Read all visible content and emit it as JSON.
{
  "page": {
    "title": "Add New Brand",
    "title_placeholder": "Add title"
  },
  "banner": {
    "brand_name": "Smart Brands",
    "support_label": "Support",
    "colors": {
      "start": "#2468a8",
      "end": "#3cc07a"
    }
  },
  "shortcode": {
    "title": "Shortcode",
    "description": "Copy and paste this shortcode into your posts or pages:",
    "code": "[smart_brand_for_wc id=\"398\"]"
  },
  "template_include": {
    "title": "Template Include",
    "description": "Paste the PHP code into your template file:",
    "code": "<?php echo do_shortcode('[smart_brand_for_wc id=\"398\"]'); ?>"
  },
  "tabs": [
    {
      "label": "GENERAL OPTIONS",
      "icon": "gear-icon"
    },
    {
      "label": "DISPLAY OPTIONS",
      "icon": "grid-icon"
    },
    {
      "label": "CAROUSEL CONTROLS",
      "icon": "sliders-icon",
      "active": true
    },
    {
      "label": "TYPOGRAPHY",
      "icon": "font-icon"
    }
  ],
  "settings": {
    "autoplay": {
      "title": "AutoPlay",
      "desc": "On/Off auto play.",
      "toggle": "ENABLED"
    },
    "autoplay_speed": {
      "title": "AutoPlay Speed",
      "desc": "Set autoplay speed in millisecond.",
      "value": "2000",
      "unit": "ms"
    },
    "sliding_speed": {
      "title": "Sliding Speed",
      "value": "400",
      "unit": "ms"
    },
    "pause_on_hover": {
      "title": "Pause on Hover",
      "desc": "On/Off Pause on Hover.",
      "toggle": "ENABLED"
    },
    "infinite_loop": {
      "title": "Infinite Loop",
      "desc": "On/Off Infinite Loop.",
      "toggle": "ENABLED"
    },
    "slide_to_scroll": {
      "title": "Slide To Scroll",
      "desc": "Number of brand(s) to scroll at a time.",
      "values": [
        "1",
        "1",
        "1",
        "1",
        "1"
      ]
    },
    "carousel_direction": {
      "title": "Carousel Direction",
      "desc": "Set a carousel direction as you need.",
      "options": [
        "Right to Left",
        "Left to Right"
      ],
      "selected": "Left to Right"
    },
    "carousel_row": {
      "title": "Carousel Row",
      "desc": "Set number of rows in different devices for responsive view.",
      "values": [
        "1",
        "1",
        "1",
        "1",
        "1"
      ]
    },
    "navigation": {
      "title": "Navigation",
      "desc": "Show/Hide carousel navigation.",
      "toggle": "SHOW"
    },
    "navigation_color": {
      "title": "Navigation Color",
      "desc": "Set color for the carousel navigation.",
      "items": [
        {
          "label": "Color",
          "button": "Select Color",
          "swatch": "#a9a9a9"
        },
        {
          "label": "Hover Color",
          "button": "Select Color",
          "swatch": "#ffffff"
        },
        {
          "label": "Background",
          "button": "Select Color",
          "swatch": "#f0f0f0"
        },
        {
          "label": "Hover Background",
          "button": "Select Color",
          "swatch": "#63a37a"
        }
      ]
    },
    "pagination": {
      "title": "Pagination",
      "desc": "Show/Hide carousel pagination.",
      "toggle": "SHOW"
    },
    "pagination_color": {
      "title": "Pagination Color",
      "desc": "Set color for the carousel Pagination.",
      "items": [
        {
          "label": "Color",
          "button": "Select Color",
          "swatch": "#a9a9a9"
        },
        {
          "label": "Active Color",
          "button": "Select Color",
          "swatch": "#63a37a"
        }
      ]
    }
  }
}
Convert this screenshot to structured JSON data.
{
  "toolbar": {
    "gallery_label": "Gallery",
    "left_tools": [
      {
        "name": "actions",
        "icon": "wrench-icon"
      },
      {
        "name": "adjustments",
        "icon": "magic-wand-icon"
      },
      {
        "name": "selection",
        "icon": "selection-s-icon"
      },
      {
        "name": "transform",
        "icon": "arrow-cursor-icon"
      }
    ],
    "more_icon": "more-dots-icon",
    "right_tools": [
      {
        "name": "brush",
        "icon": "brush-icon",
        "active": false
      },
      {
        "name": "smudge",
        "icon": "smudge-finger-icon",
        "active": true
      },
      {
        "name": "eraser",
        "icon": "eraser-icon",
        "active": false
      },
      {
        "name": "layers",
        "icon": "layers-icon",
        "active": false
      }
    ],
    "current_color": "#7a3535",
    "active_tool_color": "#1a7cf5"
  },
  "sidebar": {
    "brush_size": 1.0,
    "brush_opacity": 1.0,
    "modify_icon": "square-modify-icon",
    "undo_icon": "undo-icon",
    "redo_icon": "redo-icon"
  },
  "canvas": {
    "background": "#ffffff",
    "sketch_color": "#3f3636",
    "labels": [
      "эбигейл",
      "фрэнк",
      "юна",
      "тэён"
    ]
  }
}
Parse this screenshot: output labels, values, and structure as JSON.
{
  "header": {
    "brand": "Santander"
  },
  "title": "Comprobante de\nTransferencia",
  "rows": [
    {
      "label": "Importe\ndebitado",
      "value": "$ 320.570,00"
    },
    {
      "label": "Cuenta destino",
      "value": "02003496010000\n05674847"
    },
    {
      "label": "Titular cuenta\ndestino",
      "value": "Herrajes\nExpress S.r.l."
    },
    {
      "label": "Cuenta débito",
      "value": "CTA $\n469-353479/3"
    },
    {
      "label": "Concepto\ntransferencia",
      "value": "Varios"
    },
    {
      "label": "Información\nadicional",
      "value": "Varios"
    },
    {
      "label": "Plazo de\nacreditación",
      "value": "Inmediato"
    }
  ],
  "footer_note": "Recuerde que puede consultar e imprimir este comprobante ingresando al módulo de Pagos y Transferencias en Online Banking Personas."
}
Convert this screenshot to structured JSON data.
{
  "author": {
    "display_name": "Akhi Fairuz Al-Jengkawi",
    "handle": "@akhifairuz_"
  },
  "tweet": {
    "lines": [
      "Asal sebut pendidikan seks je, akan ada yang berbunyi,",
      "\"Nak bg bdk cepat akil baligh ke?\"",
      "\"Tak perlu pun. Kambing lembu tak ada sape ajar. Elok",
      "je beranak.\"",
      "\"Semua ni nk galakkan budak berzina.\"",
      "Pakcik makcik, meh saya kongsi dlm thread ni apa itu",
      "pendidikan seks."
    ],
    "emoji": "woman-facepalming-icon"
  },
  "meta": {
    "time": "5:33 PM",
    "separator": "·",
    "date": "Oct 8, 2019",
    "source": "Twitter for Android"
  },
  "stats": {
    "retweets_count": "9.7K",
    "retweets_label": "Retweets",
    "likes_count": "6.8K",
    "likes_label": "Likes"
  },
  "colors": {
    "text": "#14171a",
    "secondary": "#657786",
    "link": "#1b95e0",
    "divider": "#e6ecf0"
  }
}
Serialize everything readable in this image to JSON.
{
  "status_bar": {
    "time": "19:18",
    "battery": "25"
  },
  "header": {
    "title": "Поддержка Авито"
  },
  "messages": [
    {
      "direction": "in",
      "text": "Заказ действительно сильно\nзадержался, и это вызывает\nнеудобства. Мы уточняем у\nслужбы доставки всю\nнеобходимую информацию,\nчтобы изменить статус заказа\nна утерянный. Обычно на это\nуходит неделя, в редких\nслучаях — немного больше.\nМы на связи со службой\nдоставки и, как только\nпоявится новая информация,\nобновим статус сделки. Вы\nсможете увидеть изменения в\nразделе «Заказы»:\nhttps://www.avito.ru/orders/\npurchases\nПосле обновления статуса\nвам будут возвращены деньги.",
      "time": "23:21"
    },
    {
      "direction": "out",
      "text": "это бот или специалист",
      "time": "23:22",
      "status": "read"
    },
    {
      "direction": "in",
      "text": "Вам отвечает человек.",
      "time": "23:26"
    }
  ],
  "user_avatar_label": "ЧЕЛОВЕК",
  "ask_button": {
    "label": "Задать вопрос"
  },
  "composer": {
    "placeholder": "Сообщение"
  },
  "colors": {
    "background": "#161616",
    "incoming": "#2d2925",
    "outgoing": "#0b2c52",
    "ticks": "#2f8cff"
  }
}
++++++++++
◆ Directions: From the data above, copy each line that has the string "smudge".

◆ Reply to the exercise:
        "name": "smudge",
        "icon": "smudge-finger-icon",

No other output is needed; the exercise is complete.